**What you will do**
Every line holding the word "true" counts once. Give the total, nothing more.

**Given entries**
_ _ _
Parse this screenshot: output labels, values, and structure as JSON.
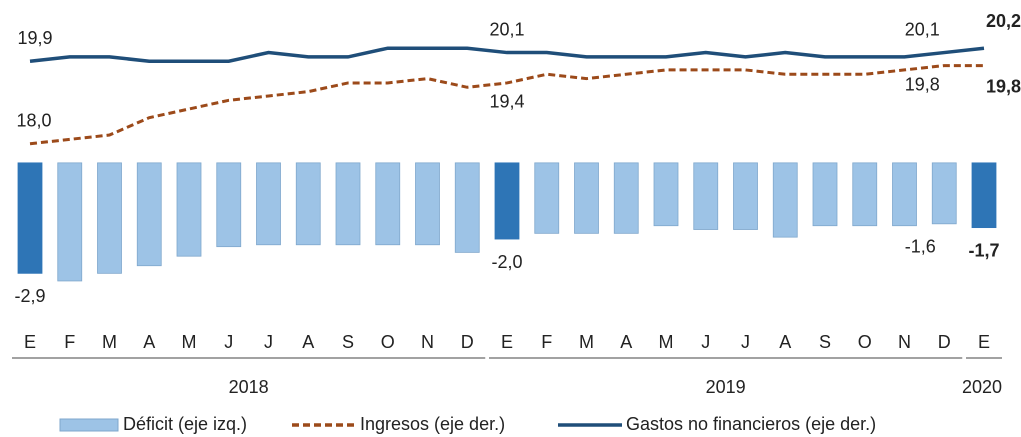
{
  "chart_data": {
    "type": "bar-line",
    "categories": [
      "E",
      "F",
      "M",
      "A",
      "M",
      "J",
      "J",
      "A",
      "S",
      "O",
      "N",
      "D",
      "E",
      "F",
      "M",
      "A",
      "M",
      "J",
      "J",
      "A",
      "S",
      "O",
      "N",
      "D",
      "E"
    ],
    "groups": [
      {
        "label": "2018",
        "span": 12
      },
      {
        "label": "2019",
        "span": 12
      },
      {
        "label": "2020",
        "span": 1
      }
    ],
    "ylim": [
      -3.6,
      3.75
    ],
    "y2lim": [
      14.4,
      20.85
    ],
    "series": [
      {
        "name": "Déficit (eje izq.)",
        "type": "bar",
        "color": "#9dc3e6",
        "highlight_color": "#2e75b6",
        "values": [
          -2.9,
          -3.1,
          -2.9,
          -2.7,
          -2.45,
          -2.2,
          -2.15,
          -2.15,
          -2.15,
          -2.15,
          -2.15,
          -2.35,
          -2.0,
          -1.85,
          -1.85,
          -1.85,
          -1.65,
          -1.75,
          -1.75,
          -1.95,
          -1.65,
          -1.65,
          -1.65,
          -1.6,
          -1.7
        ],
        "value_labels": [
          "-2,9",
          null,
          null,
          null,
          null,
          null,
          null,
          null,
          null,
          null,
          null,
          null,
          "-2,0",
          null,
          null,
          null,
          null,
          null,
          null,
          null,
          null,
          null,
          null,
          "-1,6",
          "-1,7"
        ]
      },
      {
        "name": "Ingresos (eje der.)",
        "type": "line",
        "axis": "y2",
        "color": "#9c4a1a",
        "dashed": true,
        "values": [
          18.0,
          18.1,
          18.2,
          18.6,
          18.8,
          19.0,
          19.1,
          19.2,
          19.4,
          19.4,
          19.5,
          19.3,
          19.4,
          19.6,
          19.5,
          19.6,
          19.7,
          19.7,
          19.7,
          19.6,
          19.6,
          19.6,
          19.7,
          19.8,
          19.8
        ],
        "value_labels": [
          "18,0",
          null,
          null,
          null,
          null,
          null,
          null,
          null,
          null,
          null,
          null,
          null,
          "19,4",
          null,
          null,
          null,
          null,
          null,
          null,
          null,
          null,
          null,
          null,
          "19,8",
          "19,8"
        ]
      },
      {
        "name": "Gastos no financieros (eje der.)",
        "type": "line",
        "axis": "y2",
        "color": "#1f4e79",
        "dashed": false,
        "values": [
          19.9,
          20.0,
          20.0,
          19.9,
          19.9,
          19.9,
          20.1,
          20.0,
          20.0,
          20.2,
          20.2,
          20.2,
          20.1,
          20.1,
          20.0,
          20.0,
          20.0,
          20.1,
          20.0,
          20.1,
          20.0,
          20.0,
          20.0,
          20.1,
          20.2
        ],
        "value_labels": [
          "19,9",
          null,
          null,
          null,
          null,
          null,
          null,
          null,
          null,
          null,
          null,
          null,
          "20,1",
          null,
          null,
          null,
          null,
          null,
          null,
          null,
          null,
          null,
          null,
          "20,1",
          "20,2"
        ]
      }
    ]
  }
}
_ _ _
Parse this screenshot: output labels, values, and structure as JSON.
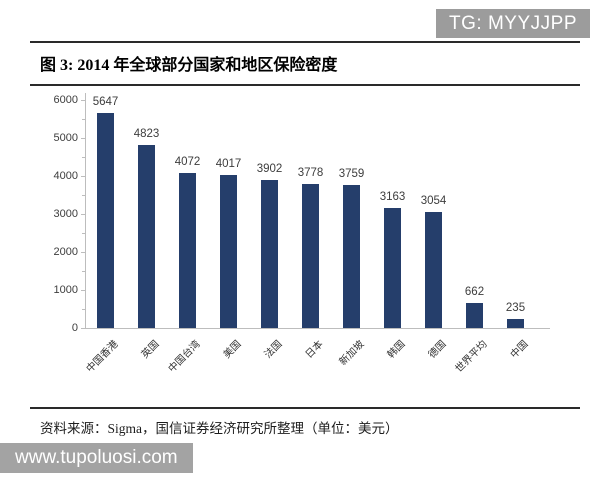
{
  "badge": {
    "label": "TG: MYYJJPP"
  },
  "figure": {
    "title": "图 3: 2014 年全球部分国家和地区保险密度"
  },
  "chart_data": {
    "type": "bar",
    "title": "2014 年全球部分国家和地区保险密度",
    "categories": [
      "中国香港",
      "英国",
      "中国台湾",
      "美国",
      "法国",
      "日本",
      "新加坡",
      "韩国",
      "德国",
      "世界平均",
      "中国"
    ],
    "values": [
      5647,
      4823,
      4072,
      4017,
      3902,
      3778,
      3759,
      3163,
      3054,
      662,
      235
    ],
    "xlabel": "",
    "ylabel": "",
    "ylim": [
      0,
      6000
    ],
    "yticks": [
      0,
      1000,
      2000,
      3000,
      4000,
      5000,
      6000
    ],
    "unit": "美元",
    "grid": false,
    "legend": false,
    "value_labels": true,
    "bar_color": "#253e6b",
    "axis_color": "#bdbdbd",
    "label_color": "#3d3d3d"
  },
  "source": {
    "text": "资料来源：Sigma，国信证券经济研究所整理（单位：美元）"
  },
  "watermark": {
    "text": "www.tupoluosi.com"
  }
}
_ _ _
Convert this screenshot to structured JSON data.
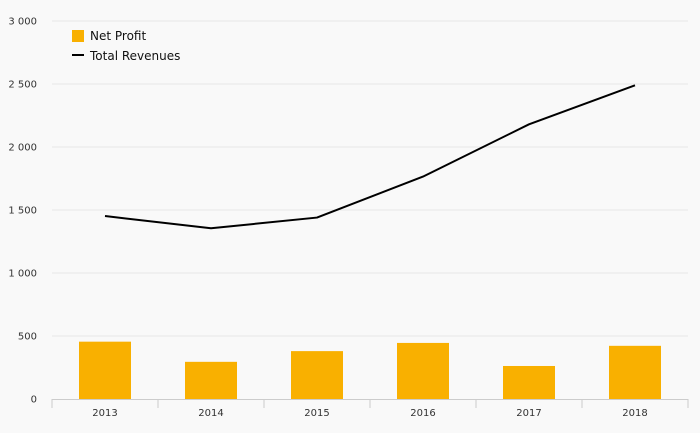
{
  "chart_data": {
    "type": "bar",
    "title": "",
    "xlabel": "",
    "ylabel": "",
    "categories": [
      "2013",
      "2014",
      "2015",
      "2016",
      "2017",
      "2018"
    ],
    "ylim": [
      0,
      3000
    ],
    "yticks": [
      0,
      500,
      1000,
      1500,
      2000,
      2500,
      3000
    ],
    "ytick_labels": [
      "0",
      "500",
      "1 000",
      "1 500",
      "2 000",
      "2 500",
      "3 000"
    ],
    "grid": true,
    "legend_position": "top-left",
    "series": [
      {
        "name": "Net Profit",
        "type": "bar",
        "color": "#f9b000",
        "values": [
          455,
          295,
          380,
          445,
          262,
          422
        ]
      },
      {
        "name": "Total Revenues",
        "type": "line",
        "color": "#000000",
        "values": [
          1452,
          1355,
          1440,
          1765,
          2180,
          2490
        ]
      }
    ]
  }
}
_ _ _
**Solution to this task**
3